Work out the number of lines in the listing that include the string "values". Reply with that number alone.
+ + + +
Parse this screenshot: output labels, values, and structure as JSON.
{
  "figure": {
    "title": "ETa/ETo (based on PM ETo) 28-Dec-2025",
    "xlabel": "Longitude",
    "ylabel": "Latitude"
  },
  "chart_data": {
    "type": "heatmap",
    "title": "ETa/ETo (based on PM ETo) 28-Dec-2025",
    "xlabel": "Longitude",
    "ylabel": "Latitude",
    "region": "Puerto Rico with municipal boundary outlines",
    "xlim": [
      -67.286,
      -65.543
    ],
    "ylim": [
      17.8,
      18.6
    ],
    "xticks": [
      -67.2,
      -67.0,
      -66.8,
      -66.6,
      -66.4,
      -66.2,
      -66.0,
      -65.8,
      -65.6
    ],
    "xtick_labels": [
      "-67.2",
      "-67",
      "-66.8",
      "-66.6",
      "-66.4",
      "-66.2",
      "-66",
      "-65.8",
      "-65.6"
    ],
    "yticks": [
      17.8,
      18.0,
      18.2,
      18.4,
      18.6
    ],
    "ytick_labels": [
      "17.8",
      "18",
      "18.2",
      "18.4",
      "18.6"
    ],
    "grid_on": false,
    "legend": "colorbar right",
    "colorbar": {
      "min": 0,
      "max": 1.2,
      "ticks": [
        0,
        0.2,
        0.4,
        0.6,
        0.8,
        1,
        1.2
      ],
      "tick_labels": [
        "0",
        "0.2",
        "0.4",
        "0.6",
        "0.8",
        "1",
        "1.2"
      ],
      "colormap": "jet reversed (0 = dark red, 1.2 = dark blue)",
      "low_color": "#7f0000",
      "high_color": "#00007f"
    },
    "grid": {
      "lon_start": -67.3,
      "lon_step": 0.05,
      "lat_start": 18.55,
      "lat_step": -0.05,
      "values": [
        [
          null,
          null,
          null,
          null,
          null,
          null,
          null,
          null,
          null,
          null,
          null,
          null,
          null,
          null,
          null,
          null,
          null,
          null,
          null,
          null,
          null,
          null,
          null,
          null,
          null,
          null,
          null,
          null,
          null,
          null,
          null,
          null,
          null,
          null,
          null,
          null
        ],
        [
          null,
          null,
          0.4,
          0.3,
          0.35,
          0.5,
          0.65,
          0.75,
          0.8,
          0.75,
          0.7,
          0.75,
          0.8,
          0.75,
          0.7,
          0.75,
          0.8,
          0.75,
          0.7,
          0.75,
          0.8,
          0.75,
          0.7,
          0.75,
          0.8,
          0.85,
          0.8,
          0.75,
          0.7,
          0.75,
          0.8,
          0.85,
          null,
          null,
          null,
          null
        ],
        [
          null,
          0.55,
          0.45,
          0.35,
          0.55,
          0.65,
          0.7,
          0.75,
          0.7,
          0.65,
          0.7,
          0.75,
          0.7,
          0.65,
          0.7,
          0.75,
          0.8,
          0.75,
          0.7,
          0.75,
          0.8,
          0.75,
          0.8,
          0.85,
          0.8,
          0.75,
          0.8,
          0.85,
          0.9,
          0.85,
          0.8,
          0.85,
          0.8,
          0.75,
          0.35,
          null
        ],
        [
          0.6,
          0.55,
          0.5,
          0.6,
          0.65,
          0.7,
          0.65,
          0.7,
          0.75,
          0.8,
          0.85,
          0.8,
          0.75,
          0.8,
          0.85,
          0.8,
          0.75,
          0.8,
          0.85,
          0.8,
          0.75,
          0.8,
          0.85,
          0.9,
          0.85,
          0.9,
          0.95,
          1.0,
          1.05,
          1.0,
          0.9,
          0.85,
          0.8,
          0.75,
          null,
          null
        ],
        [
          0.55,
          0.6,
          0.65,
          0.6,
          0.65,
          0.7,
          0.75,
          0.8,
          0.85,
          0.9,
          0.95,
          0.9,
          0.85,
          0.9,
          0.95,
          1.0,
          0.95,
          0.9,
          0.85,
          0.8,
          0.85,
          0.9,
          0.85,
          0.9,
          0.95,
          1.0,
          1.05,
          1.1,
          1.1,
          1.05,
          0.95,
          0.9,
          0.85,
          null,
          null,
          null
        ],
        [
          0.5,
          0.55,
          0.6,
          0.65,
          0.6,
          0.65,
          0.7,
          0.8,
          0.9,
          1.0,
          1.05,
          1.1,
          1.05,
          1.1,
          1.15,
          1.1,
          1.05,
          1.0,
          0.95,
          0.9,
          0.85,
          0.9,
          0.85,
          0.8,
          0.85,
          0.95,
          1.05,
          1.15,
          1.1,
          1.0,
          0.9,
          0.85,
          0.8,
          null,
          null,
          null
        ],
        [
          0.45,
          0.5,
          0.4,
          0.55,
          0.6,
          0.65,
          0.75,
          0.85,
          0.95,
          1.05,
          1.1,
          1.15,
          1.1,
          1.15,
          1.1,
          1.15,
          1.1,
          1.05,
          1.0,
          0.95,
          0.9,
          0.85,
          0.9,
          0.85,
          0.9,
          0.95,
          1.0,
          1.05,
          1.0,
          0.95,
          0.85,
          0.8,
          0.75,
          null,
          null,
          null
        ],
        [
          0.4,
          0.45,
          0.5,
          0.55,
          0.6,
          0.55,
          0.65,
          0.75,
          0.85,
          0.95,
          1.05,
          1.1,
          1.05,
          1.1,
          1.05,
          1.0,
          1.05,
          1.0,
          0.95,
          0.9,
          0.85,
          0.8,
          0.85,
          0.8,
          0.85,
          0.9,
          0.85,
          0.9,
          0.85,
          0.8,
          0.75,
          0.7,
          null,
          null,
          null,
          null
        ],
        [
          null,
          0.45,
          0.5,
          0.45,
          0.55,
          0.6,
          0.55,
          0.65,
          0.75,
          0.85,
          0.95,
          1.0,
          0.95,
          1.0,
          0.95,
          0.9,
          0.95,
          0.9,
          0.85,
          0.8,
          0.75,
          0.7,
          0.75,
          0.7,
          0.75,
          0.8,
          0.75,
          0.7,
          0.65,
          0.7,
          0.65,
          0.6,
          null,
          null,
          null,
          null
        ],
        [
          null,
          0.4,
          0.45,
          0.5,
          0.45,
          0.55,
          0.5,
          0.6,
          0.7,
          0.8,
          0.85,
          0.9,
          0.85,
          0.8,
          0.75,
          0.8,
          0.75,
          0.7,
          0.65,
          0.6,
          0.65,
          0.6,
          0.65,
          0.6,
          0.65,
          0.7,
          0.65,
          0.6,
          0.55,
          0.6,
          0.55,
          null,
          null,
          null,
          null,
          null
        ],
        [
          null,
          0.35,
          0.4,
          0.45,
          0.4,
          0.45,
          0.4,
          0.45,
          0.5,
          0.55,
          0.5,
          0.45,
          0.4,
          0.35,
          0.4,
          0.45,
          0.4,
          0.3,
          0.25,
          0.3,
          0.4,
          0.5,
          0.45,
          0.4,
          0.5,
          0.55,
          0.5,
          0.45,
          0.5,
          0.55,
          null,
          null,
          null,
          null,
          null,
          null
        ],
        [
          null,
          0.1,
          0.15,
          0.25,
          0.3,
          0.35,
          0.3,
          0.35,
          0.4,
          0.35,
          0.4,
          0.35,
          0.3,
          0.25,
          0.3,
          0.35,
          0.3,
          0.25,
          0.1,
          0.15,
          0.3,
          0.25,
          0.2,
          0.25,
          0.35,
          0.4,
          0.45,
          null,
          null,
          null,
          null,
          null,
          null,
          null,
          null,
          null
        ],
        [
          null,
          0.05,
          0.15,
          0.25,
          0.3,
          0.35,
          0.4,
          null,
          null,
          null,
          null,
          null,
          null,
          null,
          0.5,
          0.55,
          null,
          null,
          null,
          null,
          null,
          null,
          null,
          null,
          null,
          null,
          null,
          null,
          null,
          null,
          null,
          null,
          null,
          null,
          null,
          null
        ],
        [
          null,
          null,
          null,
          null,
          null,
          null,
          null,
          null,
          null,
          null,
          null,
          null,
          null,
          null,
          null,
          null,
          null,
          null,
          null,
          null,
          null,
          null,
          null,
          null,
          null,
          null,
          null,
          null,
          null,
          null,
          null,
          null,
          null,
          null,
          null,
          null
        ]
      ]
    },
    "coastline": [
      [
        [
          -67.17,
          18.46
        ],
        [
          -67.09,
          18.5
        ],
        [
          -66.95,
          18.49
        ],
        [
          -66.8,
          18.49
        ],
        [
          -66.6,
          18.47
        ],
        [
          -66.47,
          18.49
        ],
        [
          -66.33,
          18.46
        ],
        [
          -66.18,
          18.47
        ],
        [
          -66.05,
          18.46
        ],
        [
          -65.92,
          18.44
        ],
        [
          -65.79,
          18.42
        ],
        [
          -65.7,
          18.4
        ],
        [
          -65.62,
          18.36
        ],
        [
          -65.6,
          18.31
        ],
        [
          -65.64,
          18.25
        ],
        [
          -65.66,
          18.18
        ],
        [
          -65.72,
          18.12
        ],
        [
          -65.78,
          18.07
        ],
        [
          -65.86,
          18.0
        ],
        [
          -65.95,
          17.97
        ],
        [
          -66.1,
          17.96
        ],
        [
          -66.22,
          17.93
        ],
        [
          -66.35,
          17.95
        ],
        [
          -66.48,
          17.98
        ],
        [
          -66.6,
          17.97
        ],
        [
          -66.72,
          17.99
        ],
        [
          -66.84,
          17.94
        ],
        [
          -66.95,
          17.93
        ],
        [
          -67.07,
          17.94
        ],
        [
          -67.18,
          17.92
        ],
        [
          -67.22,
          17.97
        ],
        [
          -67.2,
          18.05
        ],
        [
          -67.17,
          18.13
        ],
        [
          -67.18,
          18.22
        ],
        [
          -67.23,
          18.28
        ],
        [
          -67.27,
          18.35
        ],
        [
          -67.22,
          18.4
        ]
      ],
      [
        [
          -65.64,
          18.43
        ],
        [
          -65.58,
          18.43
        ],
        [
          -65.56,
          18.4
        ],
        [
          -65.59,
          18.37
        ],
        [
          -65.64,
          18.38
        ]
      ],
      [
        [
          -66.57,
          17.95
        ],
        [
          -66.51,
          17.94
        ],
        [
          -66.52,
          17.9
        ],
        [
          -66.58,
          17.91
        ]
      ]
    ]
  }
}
+ + + +
● **Problem solution**
2